**To do:**
Write out the whole listing word for word.

**The records:**
____________

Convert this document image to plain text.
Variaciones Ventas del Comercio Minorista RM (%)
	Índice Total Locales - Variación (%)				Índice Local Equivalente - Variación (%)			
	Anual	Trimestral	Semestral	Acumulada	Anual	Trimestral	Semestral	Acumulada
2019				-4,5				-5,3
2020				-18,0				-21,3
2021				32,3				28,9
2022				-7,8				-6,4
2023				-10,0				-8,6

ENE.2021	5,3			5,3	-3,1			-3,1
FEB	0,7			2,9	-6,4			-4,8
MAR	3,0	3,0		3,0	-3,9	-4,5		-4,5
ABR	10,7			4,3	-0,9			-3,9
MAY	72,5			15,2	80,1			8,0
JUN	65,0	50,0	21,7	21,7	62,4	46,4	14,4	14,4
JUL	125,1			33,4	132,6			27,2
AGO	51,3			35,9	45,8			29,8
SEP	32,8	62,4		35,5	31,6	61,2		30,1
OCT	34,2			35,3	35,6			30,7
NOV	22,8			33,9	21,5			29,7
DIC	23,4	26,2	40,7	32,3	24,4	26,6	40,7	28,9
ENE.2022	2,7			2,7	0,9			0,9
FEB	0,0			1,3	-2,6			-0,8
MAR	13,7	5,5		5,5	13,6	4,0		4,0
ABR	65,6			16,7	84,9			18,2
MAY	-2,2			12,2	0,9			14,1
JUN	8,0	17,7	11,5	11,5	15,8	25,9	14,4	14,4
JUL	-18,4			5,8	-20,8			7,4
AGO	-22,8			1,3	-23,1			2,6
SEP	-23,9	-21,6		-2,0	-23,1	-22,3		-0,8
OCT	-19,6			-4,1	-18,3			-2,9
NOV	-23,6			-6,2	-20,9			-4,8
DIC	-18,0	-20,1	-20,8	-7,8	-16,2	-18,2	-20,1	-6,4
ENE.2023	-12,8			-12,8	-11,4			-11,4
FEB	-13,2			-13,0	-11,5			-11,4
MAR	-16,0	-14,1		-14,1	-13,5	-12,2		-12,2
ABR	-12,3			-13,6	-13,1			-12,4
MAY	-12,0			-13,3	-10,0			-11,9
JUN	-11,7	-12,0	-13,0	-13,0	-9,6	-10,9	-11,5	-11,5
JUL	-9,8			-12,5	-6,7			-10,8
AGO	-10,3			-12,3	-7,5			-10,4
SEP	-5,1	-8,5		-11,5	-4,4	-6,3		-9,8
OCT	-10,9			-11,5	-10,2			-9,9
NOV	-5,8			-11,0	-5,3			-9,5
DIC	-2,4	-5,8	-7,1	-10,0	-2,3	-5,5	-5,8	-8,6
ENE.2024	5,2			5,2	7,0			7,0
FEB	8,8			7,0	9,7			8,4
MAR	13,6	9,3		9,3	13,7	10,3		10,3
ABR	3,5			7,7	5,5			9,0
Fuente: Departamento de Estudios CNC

____________

**Exercise output:**
Convert this document image to plain text.
Variaciones Ventas del Comercio Minorista RM (%)
	Índice Total Locales - Variación (%)				Índice Local Equivalente - Variación (%)			
	Anual	Trimestral	Semestral	Acumulada	Anual	Trimestral	Semestral	Acumulada
2019				-4,5				-5,3
2020				-18,0				-21,3
2021				32,3				28,9
2022				-7,8				-6,4
2023				-10,0				-8,6

ENE.2021	5,3			5,3	-3,1			-3,1
FEB	0,7			2,9	-6,4			-4,8
MAR	3,0	3,0		3,0	-3,9	-4,5		-4,5
ABR	10,7			4,3	-0,9			-3,9
MAY	72,5			15,2	80,1			8,0
JUN	65,0	50,0	21,7	21,7	62,4	46,4	14,4	14,4
JUL	125,1			33,4	132,6			27,2
AGO	51,3			35,9	45,8			29,8
SEP	32,8	62,4		35,5	31,6	61,2		30,1
OCT	34,2			35,3	35,6			30,7
NOV	22,8			33,9	21,5			29,7
DIC	23,4	26,2	40,7	32,3	24,4	26,6	40,7	28,9
ENE.2022	2,7			2,7	0,9			0,9
FEB	0,0			1,3	-2,6			-0,8
MAR	13,7	5,5		5,5	13,6	4,0		4,0
ABR	65,6			16,7	84,9			18,2
MAY	-2,2			12,2	0,9			14,1
JUN	8,0	17,7	11,5	11,5	15,8	25,9	14,4	14,4
JUL	-18,4			5,8	-20,8			7,4
AGO	-22,8			1,3	-23,1			2,6
SEP	-23,9	-21,6		-2,0	-23,1	-22,3		-0,8
OCT	-19,6			-4,1	-18,3			-2,9
NOV	-23,6			-6,2	-20,9			-4,8
DIC	-18,0	-20,1	-20,8	-7,8	-16,2	-18,2	-20,1	-6,4
ENE.2023	-12,8			-12,8	-11,4			-11,4
FEB	-13,2			-13,0	-11,5			-11,4
MAR	-16,0	-14,1		-14,1	-13,5	-12,2		-12,2
ABR	-12,3			-13,6	-13,1			-12,4
MAY	-12,0			-13,3	-10,0			-11,9
JUN	-11,7	-12,0	-13,0	-13,0	-9,6	-10,9	-11,5	-11,5
JUL	-9,8			-12,5	-6,7			-10,8
AGO	-10,3			-12,3	-7,5			-10,4
SEP	-5,1	-8,5		-11,5	-4,4	-6,3		-9,8
OCT	-10,9			-11,5	-10,2			-9,9
NOV	-5,8			-11,0	-5,3			-9,5
DIC	-2,4	-5,8	-7,1	-10,0	-2,3	-5,5	-5,8	-8,6
ENE.2024	5,2			5,2	7,0			7,0
FEB	8,8			7,0	9,7			8,4
MAR	13,6	9,3		9,3	13,7	10,3		10,3
ABR	3,5			7,7	5,5			9,0
Fuente: Departamento de Estudios CNC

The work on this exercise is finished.